Report how many lines include the word "label", and nothing besides that number.

* _TASK INPUT_:
_ _ _ _ _ _ _

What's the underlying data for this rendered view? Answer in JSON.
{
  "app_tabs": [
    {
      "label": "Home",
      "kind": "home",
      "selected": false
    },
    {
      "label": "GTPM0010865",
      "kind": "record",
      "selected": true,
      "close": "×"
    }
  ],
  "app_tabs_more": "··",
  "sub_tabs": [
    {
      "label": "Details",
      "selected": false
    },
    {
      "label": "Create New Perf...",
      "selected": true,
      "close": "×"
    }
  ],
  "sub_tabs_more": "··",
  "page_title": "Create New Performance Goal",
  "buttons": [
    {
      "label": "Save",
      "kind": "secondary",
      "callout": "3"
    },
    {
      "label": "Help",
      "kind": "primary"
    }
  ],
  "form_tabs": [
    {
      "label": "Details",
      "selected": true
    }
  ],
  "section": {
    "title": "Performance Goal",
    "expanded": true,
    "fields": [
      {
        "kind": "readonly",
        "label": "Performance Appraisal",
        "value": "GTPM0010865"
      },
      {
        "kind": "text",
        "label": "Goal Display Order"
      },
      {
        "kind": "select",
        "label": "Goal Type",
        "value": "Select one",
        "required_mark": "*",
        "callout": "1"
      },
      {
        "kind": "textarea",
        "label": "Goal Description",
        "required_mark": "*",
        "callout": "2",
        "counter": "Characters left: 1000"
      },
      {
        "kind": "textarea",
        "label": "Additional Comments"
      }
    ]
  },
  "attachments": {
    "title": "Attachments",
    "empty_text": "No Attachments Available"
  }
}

_ _ _ _ _ _ _

* _RESPONSE TO THE EXERCISE_: 12